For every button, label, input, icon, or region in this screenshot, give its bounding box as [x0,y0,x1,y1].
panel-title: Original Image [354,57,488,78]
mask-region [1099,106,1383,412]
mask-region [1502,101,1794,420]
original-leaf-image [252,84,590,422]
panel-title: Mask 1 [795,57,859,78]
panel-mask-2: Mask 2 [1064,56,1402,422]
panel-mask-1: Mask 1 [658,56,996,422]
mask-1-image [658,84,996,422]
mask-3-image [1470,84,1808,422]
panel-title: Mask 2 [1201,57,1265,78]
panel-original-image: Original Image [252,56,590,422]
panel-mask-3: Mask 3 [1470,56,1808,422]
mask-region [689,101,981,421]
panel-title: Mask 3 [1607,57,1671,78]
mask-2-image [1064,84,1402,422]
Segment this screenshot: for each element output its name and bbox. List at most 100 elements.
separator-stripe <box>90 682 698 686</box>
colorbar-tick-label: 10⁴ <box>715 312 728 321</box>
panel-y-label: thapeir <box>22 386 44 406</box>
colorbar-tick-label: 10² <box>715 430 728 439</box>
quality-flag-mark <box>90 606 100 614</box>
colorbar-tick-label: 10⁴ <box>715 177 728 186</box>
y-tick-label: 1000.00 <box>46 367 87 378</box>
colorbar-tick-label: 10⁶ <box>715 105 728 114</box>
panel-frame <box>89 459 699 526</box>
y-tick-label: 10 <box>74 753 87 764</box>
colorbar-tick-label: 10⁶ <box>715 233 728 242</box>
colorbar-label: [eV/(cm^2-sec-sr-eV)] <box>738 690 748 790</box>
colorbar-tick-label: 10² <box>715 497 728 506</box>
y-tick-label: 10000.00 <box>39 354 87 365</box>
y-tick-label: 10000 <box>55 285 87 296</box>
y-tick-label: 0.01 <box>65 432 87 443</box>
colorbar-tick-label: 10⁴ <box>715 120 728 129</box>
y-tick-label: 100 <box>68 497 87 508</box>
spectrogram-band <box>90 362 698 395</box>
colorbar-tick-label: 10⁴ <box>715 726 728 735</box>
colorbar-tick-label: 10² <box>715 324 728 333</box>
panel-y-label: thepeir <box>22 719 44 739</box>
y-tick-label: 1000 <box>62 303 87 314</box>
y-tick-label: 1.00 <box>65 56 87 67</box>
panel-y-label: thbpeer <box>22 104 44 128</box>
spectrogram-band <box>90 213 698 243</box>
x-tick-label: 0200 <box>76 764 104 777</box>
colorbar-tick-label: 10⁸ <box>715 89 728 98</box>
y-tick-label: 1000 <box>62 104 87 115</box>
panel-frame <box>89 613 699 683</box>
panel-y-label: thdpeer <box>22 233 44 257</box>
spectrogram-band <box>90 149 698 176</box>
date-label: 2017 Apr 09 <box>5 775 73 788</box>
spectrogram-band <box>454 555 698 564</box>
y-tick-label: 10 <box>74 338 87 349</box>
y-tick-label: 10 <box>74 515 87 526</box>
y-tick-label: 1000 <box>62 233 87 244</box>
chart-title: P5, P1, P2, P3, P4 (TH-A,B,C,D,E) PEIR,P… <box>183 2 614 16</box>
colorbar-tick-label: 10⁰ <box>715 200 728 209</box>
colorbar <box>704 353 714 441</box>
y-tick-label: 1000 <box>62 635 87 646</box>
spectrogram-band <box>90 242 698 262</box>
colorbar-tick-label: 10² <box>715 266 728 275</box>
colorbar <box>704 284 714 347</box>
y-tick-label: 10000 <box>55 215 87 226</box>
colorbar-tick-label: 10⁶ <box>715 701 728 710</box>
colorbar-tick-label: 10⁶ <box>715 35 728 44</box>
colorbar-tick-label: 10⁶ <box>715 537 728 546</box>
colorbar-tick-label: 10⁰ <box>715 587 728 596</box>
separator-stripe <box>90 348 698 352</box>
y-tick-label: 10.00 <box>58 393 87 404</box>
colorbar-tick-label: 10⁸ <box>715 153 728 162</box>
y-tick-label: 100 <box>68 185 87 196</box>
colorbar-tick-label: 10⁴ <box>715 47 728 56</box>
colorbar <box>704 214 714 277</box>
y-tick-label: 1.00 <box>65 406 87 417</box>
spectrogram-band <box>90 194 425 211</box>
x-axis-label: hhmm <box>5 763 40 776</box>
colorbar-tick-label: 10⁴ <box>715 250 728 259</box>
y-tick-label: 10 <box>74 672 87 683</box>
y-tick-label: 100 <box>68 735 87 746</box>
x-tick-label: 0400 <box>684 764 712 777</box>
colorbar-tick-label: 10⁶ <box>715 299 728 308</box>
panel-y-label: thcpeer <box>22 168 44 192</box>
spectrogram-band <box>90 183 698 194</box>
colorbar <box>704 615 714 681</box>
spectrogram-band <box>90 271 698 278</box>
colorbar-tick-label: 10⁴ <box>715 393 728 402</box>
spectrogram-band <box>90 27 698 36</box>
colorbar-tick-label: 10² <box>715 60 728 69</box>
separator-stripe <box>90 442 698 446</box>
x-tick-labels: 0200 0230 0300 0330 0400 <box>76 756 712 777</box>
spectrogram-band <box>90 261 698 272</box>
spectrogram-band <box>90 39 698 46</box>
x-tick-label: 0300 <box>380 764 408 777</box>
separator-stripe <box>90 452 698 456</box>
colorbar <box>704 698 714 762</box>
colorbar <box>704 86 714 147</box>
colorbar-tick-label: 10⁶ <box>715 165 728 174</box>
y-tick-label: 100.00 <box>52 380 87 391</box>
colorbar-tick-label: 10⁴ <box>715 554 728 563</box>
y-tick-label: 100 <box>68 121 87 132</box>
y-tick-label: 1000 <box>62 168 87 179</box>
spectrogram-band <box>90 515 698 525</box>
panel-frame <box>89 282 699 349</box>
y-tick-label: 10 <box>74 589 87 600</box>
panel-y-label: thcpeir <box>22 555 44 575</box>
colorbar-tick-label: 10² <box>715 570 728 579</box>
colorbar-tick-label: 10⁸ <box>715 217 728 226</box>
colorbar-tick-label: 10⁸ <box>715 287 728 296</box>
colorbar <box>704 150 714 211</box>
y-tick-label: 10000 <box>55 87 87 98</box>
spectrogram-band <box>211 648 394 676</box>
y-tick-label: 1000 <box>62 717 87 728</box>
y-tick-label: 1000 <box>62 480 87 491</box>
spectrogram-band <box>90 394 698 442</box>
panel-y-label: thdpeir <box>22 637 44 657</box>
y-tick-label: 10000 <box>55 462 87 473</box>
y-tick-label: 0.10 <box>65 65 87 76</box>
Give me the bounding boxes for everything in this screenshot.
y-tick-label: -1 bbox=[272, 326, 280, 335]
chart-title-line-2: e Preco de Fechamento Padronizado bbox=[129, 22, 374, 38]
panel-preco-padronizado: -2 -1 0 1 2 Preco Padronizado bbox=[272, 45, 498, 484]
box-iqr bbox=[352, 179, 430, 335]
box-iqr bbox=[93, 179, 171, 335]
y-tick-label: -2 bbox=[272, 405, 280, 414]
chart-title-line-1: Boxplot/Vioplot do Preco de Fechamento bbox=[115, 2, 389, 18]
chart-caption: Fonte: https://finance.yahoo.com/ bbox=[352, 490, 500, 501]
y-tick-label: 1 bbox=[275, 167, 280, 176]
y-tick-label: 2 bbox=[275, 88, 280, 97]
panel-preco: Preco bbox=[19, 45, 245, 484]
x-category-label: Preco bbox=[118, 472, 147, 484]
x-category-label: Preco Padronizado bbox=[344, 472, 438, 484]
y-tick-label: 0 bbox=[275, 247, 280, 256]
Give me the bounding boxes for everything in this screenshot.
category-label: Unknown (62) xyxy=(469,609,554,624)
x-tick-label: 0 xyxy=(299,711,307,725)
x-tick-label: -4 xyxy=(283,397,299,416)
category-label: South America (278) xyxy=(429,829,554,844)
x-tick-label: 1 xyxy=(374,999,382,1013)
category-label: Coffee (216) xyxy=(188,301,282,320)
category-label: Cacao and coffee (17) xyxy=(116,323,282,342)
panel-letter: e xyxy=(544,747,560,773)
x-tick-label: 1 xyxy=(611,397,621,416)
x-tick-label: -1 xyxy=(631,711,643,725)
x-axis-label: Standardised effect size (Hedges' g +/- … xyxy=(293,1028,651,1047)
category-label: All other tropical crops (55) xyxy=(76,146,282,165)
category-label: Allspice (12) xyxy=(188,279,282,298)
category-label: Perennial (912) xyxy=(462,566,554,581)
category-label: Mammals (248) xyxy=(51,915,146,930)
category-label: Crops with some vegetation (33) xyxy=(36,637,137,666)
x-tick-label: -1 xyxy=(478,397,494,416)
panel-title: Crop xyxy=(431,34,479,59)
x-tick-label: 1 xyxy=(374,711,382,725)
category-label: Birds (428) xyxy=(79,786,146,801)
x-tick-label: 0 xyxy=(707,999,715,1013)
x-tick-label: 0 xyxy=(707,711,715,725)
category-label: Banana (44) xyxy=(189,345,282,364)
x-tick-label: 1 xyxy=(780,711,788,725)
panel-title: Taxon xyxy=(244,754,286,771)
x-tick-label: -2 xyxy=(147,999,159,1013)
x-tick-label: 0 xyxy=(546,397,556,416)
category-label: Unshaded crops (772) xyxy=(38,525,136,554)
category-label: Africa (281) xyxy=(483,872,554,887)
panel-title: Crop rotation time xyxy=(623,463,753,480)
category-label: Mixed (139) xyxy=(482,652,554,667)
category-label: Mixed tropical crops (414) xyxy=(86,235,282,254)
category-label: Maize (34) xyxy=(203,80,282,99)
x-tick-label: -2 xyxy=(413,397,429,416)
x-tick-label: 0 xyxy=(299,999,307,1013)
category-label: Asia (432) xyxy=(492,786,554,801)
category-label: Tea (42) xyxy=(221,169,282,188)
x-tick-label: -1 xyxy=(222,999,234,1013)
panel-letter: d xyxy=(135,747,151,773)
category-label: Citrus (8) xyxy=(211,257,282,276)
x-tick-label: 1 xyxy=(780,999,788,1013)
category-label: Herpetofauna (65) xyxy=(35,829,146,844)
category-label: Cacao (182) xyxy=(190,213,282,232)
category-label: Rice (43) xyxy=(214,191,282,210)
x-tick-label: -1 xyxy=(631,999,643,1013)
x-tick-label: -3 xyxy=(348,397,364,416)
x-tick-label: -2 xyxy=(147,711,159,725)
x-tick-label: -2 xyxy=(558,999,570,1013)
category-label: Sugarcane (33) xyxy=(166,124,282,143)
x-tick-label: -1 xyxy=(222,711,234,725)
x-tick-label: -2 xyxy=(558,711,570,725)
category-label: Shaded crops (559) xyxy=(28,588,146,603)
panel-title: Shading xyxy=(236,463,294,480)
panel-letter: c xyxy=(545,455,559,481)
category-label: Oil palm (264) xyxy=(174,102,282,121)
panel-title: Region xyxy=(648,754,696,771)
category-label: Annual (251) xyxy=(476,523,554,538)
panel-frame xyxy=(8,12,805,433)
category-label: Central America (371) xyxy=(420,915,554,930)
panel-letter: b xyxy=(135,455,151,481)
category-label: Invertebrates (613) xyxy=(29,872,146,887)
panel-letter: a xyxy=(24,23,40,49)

-- -- --

*YOUR TASK*.
Reproduce the rows word for word, from the first row through the row containing "mask-2-image [1064,84,1402,422]".

*WORKED ANSWER*.
For every button, label, input, icon, or region in this screenshot, give its bounding box as [x0,y0,x1,y1].
panel-title: Original Image [354,57,488,78]
mask-region [1099,106,1383,412]
mask-region [1502,101,1794,420]
original-leaf-image [252,84,590,422]
panel-title: Mask 1 [795,57,859,78]
panel-mask-2: Mask 2 [1064,56,1402,422]
panel-mask-1: Mask 1 [658,56,996,422]
mask-1-image [658,84,996,422]
mask-3-image [1470,84,1808,422]
panel-title: Mask 2 [1201,57,1265,78]
panel-original-image: Original Image [252,56,590,422]
panel-mask-3: Mask 3 [1470,56,1808,422]
mask-region [689,101,981,421]
panel-title: Mask 3 [1607,57,1671,78]
mask-2-image [1064,84,1402,422]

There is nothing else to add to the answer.